Objective>
Write out exactly, with no other output, the lines below from the one that contains "Give me a plain-text" through the end.

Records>
┄┄┄┄┄┄
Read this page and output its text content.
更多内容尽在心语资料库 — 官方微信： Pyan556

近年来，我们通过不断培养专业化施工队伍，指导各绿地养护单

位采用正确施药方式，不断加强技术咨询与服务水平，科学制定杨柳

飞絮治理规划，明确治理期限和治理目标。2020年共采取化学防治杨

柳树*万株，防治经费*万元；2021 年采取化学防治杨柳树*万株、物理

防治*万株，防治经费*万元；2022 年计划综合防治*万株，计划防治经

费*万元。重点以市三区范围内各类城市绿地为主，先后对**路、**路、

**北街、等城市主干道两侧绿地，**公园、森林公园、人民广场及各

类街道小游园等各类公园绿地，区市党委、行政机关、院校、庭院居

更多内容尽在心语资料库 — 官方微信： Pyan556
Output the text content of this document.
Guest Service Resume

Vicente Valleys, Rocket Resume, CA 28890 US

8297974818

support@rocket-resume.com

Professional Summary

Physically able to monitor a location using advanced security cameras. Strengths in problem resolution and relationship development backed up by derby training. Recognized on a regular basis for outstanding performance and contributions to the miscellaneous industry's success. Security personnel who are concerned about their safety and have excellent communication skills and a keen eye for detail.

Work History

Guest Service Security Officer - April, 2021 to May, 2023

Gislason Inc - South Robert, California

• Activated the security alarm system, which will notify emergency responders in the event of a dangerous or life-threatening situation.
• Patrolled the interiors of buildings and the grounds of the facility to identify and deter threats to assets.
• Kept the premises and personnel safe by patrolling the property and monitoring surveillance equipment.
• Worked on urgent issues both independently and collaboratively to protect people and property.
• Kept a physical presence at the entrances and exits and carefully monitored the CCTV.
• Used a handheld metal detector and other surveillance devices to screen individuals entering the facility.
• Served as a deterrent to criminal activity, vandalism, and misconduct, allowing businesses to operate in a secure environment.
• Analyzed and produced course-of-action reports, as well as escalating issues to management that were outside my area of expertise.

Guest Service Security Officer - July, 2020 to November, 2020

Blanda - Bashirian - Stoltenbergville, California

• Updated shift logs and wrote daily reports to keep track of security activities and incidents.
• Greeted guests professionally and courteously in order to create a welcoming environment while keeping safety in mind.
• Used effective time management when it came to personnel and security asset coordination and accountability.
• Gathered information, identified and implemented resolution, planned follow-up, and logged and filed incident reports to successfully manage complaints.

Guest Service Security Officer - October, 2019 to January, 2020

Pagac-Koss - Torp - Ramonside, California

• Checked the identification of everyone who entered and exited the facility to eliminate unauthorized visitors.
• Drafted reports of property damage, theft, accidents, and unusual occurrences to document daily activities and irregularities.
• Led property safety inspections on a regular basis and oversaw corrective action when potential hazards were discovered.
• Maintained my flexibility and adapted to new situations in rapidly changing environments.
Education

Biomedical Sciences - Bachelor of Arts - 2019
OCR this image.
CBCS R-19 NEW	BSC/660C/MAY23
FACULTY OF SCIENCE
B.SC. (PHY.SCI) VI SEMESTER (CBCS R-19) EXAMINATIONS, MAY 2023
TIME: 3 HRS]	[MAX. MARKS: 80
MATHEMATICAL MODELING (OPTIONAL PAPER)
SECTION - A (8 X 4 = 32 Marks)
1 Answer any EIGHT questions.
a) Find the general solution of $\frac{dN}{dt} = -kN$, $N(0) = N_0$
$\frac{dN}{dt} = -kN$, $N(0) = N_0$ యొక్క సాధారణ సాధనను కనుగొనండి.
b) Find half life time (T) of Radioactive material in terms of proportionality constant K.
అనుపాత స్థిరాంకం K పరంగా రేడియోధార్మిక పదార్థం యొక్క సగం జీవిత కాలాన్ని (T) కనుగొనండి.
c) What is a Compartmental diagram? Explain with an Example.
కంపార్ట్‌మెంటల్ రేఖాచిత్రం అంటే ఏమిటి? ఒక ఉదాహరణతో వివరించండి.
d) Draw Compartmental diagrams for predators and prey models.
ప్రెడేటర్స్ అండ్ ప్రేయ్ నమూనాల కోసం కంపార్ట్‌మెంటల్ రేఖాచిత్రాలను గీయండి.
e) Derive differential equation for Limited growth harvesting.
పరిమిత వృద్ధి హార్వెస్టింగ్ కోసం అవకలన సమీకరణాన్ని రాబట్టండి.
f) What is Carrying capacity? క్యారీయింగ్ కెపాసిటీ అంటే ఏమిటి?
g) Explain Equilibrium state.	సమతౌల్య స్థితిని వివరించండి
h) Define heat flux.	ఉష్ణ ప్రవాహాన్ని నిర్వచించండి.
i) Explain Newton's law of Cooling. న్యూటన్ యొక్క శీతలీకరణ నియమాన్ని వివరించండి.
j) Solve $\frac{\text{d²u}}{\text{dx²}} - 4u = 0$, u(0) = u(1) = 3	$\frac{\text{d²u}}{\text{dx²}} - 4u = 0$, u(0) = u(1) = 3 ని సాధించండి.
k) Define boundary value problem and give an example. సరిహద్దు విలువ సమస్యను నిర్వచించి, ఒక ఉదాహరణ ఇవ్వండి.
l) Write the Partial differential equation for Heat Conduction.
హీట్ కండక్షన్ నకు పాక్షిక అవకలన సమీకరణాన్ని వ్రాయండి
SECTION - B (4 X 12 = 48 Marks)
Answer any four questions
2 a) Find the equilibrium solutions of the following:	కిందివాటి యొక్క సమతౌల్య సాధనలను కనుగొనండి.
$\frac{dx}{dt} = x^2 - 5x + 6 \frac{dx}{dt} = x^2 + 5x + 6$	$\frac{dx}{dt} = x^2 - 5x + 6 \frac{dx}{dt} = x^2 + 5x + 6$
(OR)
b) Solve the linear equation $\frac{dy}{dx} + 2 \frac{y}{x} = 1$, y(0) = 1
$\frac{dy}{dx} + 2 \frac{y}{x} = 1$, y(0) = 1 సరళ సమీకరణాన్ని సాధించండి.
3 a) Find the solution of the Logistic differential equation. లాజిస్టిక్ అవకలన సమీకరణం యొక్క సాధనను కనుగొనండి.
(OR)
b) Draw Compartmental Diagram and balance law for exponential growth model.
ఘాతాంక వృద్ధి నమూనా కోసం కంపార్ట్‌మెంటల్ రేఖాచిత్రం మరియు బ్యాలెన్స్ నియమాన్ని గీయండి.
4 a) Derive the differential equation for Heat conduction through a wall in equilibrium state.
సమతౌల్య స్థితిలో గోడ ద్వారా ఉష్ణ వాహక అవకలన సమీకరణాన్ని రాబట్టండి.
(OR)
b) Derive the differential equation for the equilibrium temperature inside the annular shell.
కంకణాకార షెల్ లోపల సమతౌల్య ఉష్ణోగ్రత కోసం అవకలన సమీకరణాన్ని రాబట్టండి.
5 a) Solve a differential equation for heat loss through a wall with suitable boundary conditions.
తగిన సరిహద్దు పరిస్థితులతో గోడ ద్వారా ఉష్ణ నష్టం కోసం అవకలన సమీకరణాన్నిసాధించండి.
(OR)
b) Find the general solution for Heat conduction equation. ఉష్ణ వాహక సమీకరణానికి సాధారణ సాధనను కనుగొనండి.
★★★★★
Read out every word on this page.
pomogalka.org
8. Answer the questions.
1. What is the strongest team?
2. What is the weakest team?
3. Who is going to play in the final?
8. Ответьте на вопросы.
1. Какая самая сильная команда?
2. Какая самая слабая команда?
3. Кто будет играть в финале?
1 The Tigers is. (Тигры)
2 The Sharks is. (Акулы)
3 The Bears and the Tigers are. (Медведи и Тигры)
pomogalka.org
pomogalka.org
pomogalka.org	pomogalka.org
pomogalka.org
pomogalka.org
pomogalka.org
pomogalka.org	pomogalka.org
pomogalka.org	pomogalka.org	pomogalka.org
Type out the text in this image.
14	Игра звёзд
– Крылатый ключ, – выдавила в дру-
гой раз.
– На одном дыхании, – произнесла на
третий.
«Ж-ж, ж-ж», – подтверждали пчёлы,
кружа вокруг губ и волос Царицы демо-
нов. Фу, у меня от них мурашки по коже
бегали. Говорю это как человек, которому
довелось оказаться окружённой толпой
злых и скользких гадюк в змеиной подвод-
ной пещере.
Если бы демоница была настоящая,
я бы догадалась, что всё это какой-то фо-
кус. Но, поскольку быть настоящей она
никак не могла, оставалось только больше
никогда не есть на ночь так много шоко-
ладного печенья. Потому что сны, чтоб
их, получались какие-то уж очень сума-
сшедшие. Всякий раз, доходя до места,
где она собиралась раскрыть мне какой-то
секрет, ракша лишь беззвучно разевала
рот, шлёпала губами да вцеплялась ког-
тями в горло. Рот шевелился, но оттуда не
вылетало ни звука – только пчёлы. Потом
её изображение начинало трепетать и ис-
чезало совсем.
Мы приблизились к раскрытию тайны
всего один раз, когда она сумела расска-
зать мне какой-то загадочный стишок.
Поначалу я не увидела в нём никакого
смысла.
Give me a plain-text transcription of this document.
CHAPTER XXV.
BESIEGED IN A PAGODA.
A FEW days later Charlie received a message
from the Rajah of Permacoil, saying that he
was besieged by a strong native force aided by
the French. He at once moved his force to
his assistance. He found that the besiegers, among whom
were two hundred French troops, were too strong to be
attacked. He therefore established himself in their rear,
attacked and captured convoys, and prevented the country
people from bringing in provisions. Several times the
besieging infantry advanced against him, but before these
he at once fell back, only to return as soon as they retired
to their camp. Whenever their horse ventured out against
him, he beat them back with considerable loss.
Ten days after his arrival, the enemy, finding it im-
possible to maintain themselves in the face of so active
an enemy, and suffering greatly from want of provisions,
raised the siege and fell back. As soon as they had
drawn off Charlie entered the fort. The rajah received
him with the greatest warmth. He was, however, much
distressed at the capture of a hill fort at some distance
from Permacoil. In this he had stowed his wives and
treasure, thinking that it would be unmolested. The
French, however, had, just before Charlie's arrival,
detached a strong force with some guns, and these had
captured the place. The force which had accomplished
┄┄┄┄┄┄
Exercise response>
Give me a plain-text transcription of this document.
CHAPTER XXV.
BESIEGED IN A PAGODA.
A FEW days later Charlie received a message
from the Rajah of Permacoil, saying that he
was besieged by a strong native force aided by
the French. He at once moved his force to
his assistance. He found that the besiegers, among whom
were two hundred French troops, were too strong to be
attacked. He therefore established himself in their rear,
attacked and captured convoys, and prevented the country
people from bringing in provisions. Several times the
besieging infantry advanced against him, but before these
he at once fell back, only to return as soon as they retired
to their camp. Whenever their horse ventured out against
him, he beat them back with considerable loss.
Ten days after his arrival, the enemy, finding it im-
possible to maintain themselves in the face of so active
an enemy, and suffering greatly from want of provisions,
raised the siege and fell back. As soon as they had
drawn off Charlie entered the fort. The rajah received
him with the greatest warmth. He was, however, much
distressed at the capture of a hill fort at some distance
from Permacoil. In this he had stowed his wives and
treasure, thinking that it would be unmolested. The
French, however, had, just before Charlie's arrival,
detached a strong force with some guns, and these had
captured the place. The force which had accomplished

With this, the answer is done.